◆ Exercise objective ◆
Write out every entry exactly as given, but omit the pictures.

Figure dataset records
══════════════════════════════
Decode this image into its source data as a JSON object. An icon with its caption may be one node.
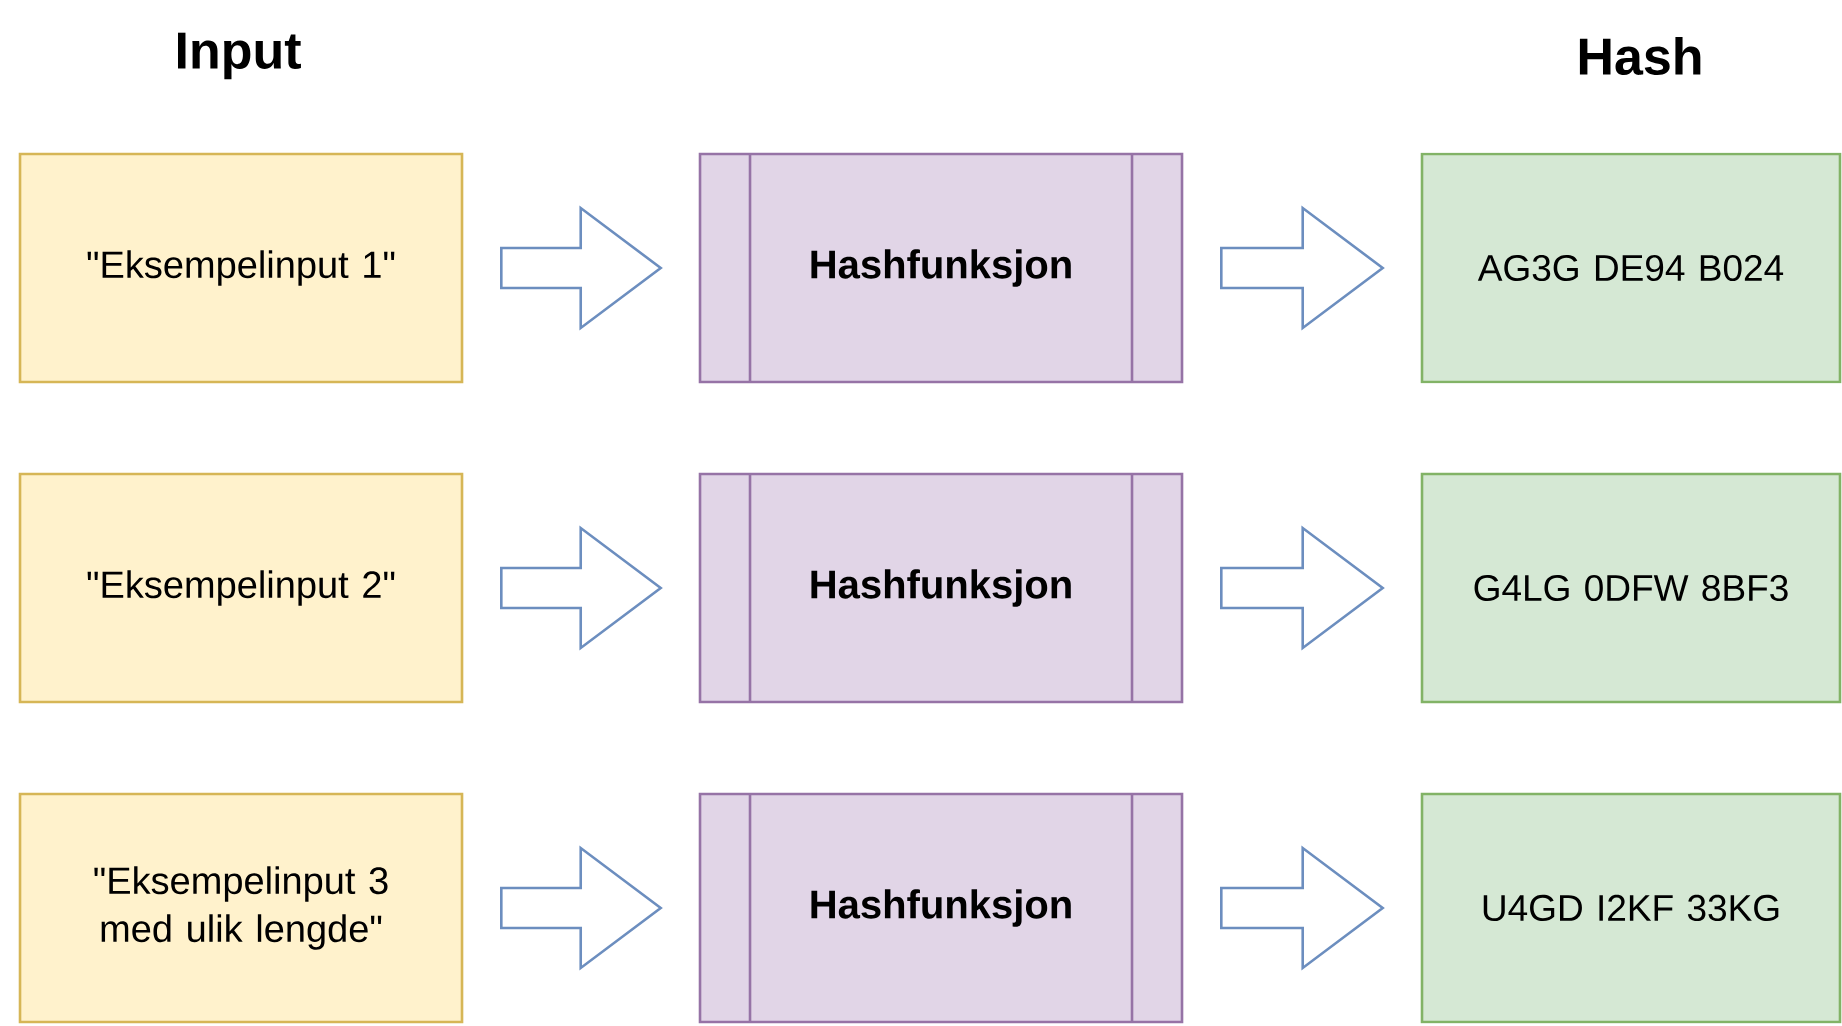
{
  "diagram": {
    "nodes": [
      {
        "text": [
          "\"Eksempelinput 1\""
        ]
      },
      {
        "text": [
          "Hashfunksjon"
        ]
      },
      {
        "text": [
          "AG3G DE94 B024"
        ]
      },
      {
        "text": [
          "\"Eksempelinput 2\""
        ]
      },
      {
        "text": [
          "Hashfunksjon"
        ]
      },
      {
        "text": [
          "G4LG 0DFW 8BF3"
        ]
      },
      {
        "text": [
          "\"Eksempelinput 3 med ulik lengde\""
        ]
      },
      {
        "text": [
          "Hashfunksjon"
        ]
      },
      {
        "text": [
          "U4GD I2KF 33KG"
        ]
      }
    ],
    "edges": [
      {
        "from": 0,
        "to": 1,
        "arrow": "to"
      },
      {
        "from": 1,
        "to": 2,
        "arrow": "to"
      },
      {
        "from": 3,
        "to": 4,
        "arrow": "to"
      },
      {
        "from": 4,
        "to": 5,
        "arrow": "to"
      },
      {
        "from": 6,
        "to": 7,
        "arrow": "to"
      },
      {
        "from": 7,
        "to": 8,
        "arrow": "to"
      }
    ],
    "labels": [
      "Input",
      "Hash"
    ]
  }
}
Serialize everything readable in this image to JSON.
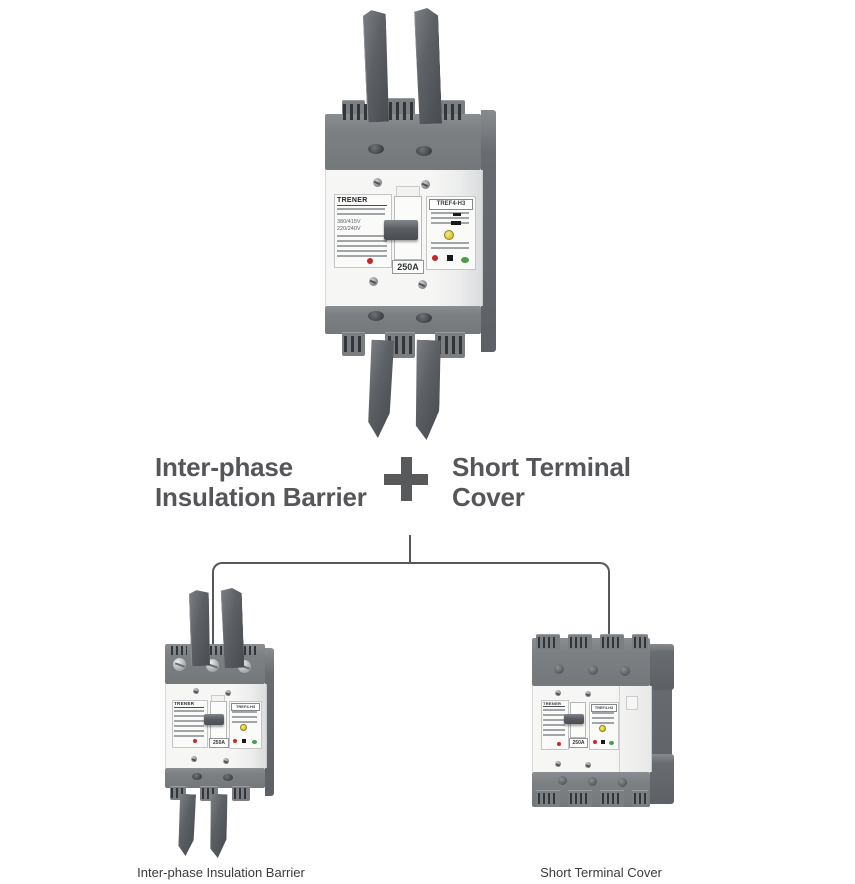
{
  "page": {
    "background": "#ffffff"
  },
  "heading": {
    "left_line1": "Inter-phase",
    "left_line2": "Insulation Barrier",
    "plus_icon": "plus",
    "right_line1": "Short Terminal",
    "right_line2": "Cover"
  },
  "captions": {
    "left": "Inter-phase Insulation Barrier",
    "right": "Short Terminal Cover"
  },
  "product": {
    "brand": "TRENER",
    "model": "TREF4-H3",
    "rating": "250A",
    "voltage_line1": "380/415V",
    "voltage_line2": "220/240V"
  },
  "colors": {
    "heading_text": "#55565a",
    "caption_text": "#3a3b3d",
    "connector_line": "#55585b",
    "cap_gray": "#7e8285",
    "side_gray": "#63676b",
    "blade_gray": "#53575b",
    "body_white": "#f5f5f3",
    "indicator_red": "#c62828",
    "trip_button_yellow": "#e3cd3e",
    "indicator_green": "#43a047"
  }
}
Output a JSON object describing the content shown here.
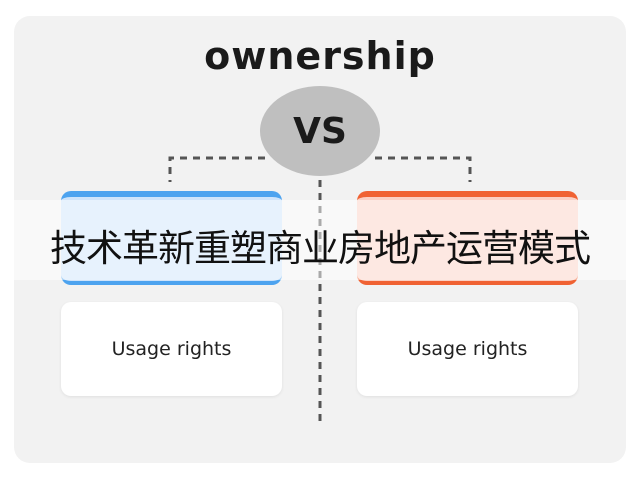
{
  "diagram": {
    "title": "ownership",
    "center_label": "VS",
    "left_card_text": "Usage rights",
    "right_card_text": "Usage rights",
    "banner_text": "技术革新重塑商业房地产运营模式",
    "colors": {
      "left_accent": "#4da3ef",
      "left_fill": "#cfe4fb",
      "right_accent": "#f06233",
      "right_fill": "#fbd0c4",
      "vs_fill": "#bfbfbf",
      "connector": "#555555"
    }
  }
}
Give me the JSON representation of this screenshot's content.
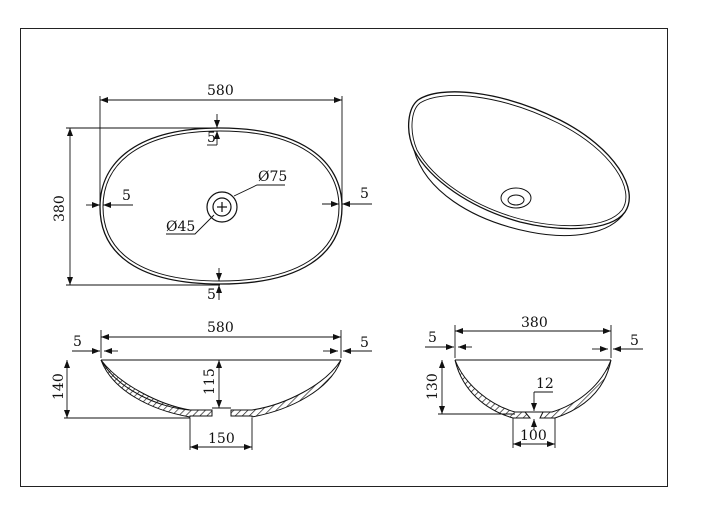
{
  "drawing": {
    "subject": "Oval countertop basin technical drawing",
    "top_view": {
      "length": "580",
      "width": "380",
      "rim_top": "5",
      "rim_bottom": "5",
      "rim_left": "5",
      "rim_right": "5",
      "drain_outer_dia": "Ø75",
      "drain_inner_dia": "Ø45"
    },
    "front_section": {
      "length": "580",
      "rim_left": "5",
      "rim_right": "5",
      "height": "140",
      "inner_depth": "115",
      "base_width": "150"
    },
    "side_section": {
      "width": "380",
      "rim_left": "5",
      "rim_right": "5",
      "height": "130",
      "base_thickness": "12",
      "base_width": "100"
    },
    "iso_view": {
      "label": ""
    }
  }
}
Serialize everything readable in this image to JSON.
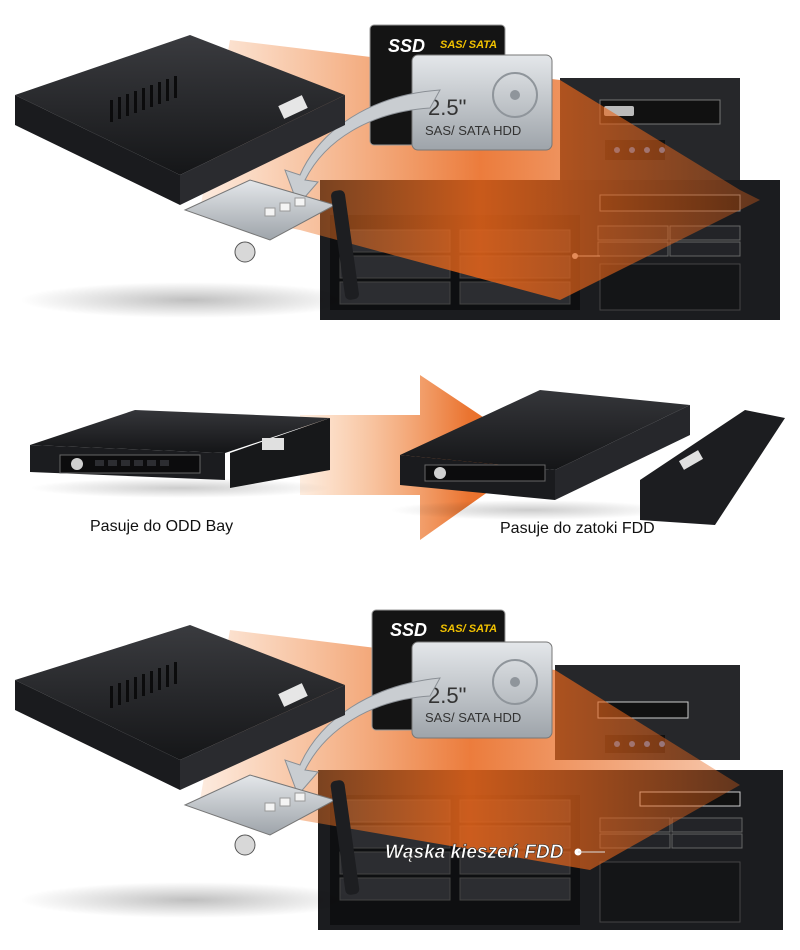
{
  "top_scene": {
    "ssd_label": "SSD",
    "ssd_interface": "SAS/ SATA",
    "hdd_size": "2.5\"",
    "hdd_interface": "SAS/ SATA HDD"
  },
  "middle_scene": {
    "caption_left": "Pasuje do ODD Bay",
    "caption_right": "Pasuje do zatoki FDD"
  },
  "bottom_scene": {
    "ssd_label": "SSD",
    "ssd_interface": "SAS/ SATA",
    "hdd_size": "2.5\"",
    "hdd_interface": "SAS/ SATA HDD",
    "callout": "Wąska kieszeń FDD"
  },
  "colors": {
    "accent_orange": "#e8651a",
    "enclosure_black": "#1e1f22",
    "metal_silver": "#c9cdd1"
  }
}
══════════════════════════════
◆ Solution to this exercise ◆
Decode this image into its source data as a JSON object. An icon with its caption may be one node.
{
  "diagram": {
    "nodes": [
      {
        "text": [
          "\"Eksempelinput 1\""
        ]
      },
      {
        "text": [
          "Hashfunksjon"
        ]
      },
      {
        "text": [
          "AG3G DE94 B024"
        ]
      },
      {
        "text": [
          "\"Eksempelinput 2\""
        ]
      },
      {
        "text": [
          "Hashfunksjon"
        ]
      },
      {
        "text": [
          "G4LG 0DFW 8BF3"
        ]
      },
      {
        "text": [
          "\"Eksempelinput 3 med ulik lengde\""
        ]
      },
      {
        "text": [
          "Hashfunksjon"
        ]
      },
      {
        "text": [
          "U4GD I2KF 33KG"
        ]
      }
    ],
    "edges": [
      {
        "from": 0,
        "to": 1,
        "arrow": "to"
      },
      {
        "from": 1,
        "to": 2,
        "arrow": "to"
      },
      {
        "from": 3,
        "to": 4,
        "arrow": "to"
      },
      {
        "from": 4,
        "to": 5,
        "arrow": "to"
      },
      {
        "from": 6,
        "to": 7,
        "arrow": "to"
      },
      {
        "from": 7,
        "to": 8,
        "arrow": "to"
      }
    ],
    "labels": [
      "Input",
      "Hash"
    ]
  }
}
Serialize everything readable in this image to JSON.
{
  "page": {
    "background": "#ffffff"
  },
  "heading": {
    "left_line1": "Inter-phase",
    "left_line2": "Insulation Barrier",
    "plus_icon": "plus",
    "right_line1": "Short Terminal",
    "right_line2": "Cover"
  },
  "captions": {
    "left": "Inter-phase Insulation Barrier",
    "right": "Short Terminal Cover"
  },
  "product": {
    "brand": "TRENER",
    "model": "TREF4-H3",
    "rating": "250A",
    "voltage_line1": "380/415V",
    "voltage_line2": "220/240V"
  },
  "colors": {
    "heading_text": "#55565a",
    "caption_text": "#3a3b3d",
    "connector_line": "#55585b",
    "cap_gray": "#7e8285",
    "side_gray": "#63676b",
    "blade_gray": "#53575b",
    "body_white": "#f5f5f3",
    "indicator_red": "#c62828",
    "trip_button_yellow": "#e3cd3e",
    "indicator_green": "#43a047"
  }
}
Output a JSON object describing the content shown here.
{
  "diagram": {
    "title": "ownership",
    "center_label": "VS",
    "left_card_text": "Usage rights",
    "right_card_text": "Usage rights",
    "banner_text": "技术革新重塑商业房地产运营模式",
    "colors": {
      "left_accent": "#4da3ef",
      "left_fill": "#cfe4fb",
      "right_accent": "#f06233",
      "right_fill": "#fbd0c4",
      "vs_fill": "#bfbfbf",
      "connector": "#555555"
    }
  }
}
Give me the JSON representation of this screenshot's content.
{
  "drawing": {
    "subject": "Oval countertop basin technical drawing",
    "top_view": {
      "length": "580",
      "width": "380",
      "rim_top": "5",
      "rim_bottom": "5",
      "rim_left": "5",
      "rim_right": "5",
      "drain_outer_dia": "Ø75",
      "drain_inner_dia": "Ø45"
    },
    "front_section": {
      "length": "580",
      "rim_left": "5",
      "rim_right": "5",
      "height": "140",
      "inner_depth": "115",
      "base_width": "150"
    },
    "side_section": {
      "width": "380",
      "rim_left": "5",
      "rim_right": "5",
      "height": "130",
      "base_thickness": "12",
      "base_width": "100"
    },
    "iso_view": {
      "label": ""
    }
  }
}
Serialize everything readable in this image to JSON.
{
  "top_scene": {
    "ssd_label": "SSD",
    "ssd_interface": "SAS/ SATA",
    "hdd_size": "2.5\"",
    "hdd_interface": "SAS/ SATA HDD"
  },
  "middle_scene": {
    "caption_left": "Pasuje do ODD Bay",
    "caption_right": "Pasuje do zatoki FDD"
  },
  "bottom_scene": {
    "ssd_label": "SSD",
    "ssd_interface": "SAS/ SATA",
    "hdd_size": "2.5\"",
    "hdd_interface": "SAS/ SATA HDD",
    "callout": "Wąska kieszeń FDD"
  },
  "colors": {
    "accent_orange": "#e8651a",
    "enclosure_black": "#1e1f22",
    "metal_silver": "#c9cdd1"
  }
}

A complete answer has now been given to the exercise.